━━━ Information given

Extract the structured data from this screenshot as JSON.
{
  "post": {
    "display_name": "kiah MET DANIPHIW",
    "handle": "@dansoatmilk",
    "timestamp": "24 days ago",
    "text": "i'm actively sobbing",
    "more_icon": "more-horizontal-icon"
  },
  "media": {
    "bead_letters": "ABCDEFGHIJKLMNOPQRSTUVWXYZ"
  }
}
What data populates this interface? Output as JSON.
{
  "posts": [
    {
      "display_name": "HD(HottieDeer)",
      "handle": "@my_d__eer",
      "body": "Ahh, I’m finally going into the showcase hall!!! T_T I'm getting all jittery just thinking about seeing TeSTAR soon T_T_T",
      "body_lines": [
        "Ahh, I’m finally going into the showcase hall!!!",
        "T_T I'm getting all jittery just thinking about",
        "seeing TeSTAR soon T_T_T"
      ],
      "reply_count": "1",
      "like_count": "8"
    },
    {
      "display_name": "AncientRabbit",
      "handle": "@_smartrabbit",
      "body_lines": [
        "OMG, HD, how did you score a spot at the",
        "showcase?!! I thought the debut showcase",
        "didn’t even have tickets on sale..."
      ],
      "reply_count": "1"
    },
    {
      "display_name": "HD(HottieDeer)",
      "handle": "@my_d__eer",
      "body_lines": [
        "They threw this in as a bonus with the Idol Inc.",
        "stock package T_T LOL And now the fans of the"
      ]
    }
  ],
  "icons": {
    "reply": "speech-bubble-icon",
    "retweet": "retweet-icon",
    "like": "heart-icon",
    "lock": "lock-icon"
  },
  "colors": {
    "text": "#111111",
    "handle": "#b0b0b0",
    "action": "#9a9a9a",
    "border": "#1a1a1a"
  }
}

━━━━━━

Work to do
Give all the records again. Match them exactly.

Reply
Extract the structured data from this screenshot as JSON.
{
  "post": {
    "display_name": "kiah MET DANIPHIW",
    "handle": "@dansoatmilk",
    "timestamp": "24 days ago",
    "text": "i'm actively sobbing",
    "more_icon": "more-horizontal-icon"
  },
  "media": {
    "bead_letters": "ABCDEFGHIJKLMNOPQRSTUVWXYZ"
  }
}
What data populates this interface? Output as JSON.
{
  "posts": [
    {
      "display_name": "HD(HottieDeer)",
      "handle": "@my_d__eer",
      "body": "Ahh, I’m finally going into the showcase hall!!! T_T I'm getting all jittery just thinking about seeing TeSTAR soon T_T_T",
      "body_lines": [
        "Ahh, I’m finally going into the showcase hall!!!",
        "T_T I'm getting all jittery just thinking about",
        "seeing TeSTAR soon T_T_T"
      ],
      "reply_count": "1",
      "like_count": "8"
    },
    {
      "display_name": "AncientRabbit",
      "handle": "@_smartrabbit",
      "body_lines": [
        "OMG, HD, how did you score a spot at the",
        "showcase?!! I thought the debut showcase",
        "didn’t even have tickets on sale..."
      ],
      "reply_count": "1"
    },
    {
      "display_name": "HD(HottieDeer)",
      "handle": "@my_d__eer",
      "body_lines": [
        "They threw this in as a bonus with the Idol Inc.",
        "stock package T_T LOL And now the fans of the"
      ]
    }
  ],
  "icons": {
    "reply": "speech-bubble-icon",
    "retweet": "retweet-icon",
    "like": "heart-icon",
    "lock": "lock-icon"
  },
  "colors": {
    "text": "#111111",
    "handle": "#b0b0b0",
    "action": "#9a9a9a",
    "border": "#1a1a1a"
  }
}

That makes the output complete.